==== Extracted material

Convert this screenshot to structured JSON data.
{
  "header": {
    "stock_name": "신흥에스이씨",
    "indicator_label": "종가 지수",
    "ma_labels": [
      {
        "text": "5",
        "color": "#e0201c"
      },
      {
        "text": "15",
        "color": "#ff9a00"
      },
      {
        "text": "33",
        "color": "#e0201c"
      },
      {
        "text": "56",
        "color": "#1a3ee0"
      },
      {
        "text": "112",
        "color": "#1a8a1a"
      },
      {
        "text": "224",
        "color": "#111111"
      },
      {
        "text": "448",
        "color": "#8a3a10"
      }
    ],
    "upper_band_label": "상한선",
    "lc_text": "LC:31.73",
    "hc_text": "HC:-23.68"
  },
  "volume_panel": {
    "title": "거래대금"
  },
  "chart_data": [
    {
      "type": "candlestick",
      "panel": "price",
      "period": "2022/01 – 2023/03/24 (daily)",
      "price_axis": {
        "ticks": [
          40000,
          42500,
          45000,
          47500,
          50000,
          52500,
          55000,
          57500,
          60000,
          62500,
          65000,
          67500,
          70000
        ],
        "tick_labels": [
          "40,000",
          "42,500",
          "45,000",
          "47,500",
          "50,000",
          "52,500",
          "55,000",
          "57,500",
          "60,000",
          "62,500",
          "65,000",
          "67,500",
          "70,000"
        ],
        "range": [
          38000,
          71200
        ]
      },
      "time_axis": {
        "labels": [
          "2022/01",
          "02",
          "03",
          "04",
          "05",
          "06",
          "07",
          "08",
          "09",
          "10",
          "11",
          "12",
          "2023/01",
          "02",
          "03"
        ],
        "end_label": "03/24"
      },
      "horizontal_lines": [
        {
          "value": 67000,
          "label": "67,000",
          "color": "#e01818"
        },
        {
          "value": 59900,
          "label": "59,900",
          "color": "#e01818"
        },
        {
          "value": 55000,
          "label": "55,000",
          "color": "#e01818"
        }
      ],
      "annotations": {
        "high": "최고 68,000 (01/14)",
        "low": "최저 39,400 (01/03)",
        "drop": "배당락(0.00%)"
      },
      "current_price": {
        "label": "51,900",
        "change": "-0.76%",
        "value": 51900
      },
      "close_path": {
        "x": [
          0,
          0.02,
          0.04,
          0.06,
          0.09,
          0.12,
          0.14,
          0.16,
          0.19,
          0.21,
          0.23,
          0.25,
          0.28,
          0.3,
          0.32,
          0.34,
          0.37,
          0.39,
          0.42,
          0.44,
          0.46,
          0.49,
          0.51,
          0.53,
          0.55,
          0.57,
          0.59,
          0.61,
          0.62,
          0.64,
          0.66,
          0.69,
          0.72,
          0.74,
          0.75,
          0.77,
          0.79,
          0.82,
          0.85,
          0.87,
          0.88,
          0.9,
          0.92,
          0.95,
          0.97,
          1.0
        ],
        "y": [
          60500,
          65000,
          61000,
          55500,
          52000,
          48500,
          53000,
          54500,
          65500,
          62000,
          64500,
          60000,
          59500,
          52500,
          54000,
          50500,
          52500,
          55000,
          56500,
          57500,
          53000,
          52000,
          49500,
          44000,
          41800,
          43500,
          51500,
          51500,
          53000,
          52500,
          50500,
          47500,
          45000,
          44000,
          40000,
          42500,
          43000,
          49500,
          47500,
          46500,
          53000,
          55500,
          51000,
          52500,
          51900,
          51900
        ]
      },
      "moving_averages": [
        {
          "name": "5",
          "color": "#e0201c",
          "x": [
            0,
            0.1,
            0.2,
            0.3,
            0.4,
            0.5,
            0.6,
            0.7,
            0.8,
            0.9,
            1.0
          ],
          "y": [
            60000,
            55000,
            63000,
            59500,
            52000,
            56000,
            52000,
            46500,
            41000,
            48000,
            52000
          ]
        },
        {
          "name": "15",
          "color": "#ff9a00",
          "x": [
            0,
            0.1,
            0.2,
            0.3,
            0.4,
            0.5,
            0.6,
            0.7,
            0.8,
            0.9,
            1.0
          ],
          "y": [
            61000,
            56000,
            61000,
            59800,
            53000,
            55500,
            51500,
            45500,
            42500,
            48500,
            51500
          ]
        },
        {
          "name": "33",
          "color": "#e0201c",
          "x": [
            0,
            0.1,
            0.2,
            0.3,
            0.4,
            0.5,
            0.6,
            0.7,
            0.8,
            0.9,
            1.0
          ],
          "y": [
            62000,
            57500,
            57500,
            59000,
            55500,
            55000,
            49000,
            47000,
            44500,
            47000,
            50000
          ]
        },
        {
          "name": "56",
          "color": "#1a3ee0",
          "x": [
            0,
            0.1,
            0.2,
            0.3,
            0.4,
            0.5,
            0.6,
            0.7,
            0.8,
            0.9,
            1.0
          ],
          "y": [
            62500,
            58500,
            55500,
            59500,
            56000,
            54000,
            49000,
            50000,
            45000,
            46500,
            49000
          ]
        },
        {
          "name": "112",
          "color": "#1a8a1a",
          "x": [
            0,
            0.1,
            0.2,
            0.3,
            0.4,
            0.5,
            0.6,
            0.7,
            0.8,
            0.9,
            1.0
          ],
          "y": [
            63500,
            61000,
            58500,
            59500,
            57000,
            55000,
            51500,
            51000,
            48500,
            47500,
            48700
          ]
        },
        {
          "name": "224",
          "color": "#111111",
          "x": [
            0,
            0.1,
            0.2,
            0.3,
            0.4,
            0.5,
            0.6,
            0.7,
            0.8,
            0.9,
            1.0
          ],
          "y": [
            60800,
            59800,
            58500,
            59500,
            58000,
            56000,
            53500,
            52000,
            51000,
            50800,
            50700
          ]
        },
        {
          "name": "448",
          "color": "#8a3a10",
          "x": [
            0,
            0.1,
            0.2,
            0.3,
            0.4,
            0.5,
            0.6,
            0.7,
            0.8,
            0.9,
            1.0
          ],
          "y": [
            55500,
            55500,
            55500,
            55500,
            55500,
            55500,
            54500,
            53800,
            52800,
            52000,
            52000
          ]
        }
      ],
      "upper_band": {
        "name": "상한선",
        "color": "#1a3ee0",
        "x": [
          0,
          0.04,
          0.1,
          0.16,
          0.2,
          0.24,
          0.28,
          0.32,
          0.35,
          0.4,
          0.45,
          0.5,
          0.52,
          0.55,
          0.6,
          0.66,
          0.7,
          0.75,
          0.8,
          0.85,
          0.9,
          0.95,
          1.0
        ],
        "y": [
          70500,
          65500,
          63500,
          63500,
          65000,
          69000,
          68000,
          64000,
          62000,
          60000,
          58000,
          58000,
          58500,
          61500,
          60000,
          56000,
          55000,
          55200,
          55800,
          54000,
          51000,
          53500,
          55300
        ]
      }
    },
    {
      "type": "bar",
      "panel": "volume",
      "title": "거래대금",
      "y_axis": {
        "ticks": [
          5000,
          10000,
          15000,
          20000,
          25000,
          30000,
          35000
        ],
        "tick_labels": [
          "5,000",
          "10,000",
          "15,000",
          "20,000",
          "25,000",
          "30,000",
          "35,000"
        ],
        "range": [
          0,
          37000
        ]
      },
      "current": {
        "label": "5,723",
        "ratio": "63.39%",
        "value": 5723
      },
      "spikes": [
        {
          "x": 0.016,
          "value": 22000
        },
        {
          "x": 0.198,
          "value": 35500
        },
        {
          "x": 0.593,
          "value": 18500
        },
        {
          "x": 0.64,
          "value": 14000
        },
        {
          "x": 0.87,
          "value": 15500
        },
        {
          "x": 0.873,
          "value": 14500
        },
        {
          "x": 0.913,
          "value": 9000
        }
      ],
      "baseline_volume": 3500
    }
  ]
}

========

**Given exercise:**
Recopy all the lines exactly as they appear.

**The response:**
Convert this screenshot to structured JSON data.
{
  "header": {
    "stock_name": "신흥에스이씨",
    "indicator_label": "종가 지수",
    "ma_labels": [
      {
        "text": "5",
        "color": "#e0201c"
      },
      {
        "text": "15",
        "color": "#ff9a00"
      },
      {
        "text": "33",
        "color": "#e0201c"
      },
      {
        "text": "56",
        "color": "#1a3ee0"
      },
      {
        "text": "112",
        "color": "#1a8a1a"
      },
      {
        "text": "224",
        "color": "#111111"
      },
      {
        "text": "448",
        "color": "#8a3a10"
      }
    ],
    "upper_band_label": "상한선",
    "lc_text": "LC:31.73",
    "hc_text": "HC:-23.68"
  },
  "volume_panel": {
    "title": "거래대금"
  },
  "chart_data": [
    {
      "type": "candlestick",
      "panel": "price",
      "period": "2022/01 – 2023/03/24 (daily)",
      "price_axis": {
        "ticks": [
          40000,
          42500,
          45000,
          47500,
          50000,
          52500,
          55000,
          57500,
          60000,
          62500,
          65000,
          67500,
          70000
        ],
        "tick_labels": [
          "40,000",
          "42,500",
          "45,000",
          "47,500",
          "50,000",
          "52,500",
          "55,000",
          "57,500",
          "60,000",
          "62,500",
          "65,000",
          "67,500",
          "70,000"
        ],
        "range": [
          38000,
          71200
        ]
      },
      "time_axis": {
        "labels": [
          "2022/01",
          "02",
          "03",
          "04",
          "05",
          "06",
          "07",
          "08",
          "09",
          "10",
          "11",
          "12",
          "2023/01",
          "02",
          "03"
        ],
        "end_label": "03/24"
      },
      "horizontal_lines": [
        {
          "value": 67000,
          "label": "67,000",
          "color": "#e01818"
        },
        {
          "value": 59900,
          "label": "59,900",
          "color": "#e01818"
        },
        {
          "value": 55000,
          "label": "55,000",
          "color": "#e01818"
        }
      ],
      "annotations": {
        "high": "최고 68,000 (01/14)",
        "low": "최저 39,400 (01/03)",
        "drop": "배당락(0.00%)"
      },
      "current_price": {
        "label": "51,900",
        "change": "-0.76%",
        "value": 51900
      },
      "close_path": {
        "x": [
          0,
          0.02,
          0.04,
          0.06,
          0.09,
          0.12,
          0.14,
          0.16,
          0.19,
          0.21,
          0.23,
          0.25,
          0.28,
          0.3,
          0.32,
          0.34,
          0.37,
          0.39,
          0.42,
          0.44,
          0.46,
          0.49,
          0.51,
          0.53,
          0.55,
          0.57,
          0.59,
          0.61,
          0.62,
          0.64,
          0.66,
          0.69,
          0.72,
          0.74,
          0.75,
          0.77,
          0.79,
          0.82,
          0.85,
          0.87,
          0.88,
          0.9,
          0.92,
          0.95,
          0.97,
          1.0
        ],
        "y": [
          60500,
          65000,
          61000,
          55500,
          52000,
          48500,
          53000,
          54500,
          65500,
          62000,
          64500,
          60000,
          59500,
          52500,
          54000,
          50500,
          52500,
          55000,
          56500,
          57500,
          53000,
          52000,
          49500,
          44000,
          41800,
          43500,
          51500,
          51500,
          53000,
          52500,
          50500,
          47500,
          45000,
          44000,
          40000,
          42500,
          43000,
          49500,
          47500,
          46500,
          53000,
          55500,
          51000,
          52500,
          51900,
          51900
        ]
      },
      "moving_averages": [
        {
          "name": "5",
          "color": "#e0201c",
          "x": [
            0,
            0.1,
            0.2,
            0.3,
            0.4,
            0.5,
            0.6,
            0.7,
            0.8,
            0.9,
            1.0
          ],
          "y": [
            60000,
            55000,
            63000,
            59500,
            52000,
            56000,
            52000,
            46500,
            41000,
            48000,
            52000
          ]
        },
        {
          "name": "15",
          "color": "#ff9a00",
          "x": [
            0,
            0.1,
            0.2,
            0.3,
            0.4,
            0.5,
            0.6,
            0.7,
            0.8,
            0.9,
            1.0
          ],
          "y": [
            61000,
            56000,
            61000,
            59800,
            53000,
            55500,
            51500,
            45500,
            42500,
            48500,
            51500
          ]
        },
        {
          "name": "33",
          "color": "#e0201c",
          "x": [
            0,
            0.1,
            0.2,
            0.3,
            0.4,
            0.5,
            0.6,
            0.7,
            0.8,
            0.9,
            1.0
          ],
          "y": [
            62000,
            57500,
            57500,
            59000,
            55500,
            55000,
            49000,
            47000,
            44500,
            47000,
            50000
          ]
        },
        {
          "name": "56",
          "color": "#1a3ee0",
          "x": [
            0,
            0.1,
            0.2,
            0.3,
            0.4,
            0.5,
            0.6,
            0.7,
            0.8,
            0.9,
            1.0
          ],
          "y": [
            62500,
            58500,
            55500,
            59500,
            56000,
            54000,
            49000,
            50000,
            45000,
            46500,
            49000
          ]
        },
        {
          "name": "112",
          "color": "#1a8a1a",
          "x": [
            0,
            0.1,
            0.2,
            0.3,
            0.4,
            0.5,
            0.6,
            0.7,
            0.8,
            0.9,
            1.0
          ],
          "y": [
            63500,
            61000,
            58500,
            59500,
            57000,
            55000,
            51500,
            51000,
            48500,
            47500,
            48700
          ]
        },
        {
          "name": "224",
          "color": "#111111",
          "x": [
            0,
            0.1,
            0.2,
            0.3,
            0.4,
            0.5,
            0.6,
            0.7,
            0.8,
            0.9,
            1.0
          ],
          "y": [
            60800,
            59800,
            58500,
            59500,
            58000,
            56000,
            53500,
            52000,
            51000,
            50800,
            50700
          ]
        },
        {
          "name": "448",
          "color": "#8a3a10",
          "x": [
            0,
            0.1,
            0.2,
            0.3,
            0.4,
            0.5,
            0.6,
            0.7,
            0.8,
            0.9,
            1.0
          ],
          "y": [
            55500,
            55500,
            55500,
            55500,
            55500,
            55500,
            54500,
            53800,
            52800,
            52000,
            52000
          ]
        }
      ],
      "upper_band": {
        "name": "상한선",
        "color": "#1a3ee0",
        "x": [
          0,
          0.04,
          0.1,
          0.16,
          0.2,
          0.24,
          0.28,
          0.32,
          0.35,
          0.4,
          0.45,
          0.5,
          0.52,
          0.55,
          0.6,
          0.66,
          0.7,
          0.75,
          0.8,
          0.85,
          0.9,
          0.95,
          1.0
        ],
        "y": [
          70500,
          65500,
          63500,
          63500,
          65000,
          69000,
          68000,
          64000,
          62000,
          60000,
          58000,
          58000,
          58500,
          61500,
          60000,
          56000,
          55000,
          55200,
          55800,
          54000,
          51000,
          53500,
          55300
        ]
      }
    },
    {
      "type": "bar",
      "panel": "volume",
      "title": "거래대금",
      "y_axis": {
        "ticks": [
          5000,
          10000,
          15000,
          20000,
          25000,
          30000,
          35000
        ],
        "tick_labels": [
          "5,000",
          "10,000",
          "15,000",
          "20,000",
          "25,000",
          "30,000",
          "35,000"
        ],
        "range": [
          0,
          37000
        ]
      },
      "current": {
        "label": "5,723",
        "ratio": "63.39%",
        "value": 5723
      },
      "spikes": [
        {
          "x": 0.016,
          "value": 22000
        },
        {
          "x": 0.198,
          "value": 35500
        },
        {
          "x": 0.593,
          "value": 18500
        },
        {
          "x": 0.64,
          "value": 14000
        },
        {
          "x": 0.87,
          "value": 15500
        },
        {
          "x": 0.873,
          "value": 14500
        },
        {
          "x": 0.913,
          "value": 9000
        }
      ],
      "baseline_volume": 3500
    }
  ]
}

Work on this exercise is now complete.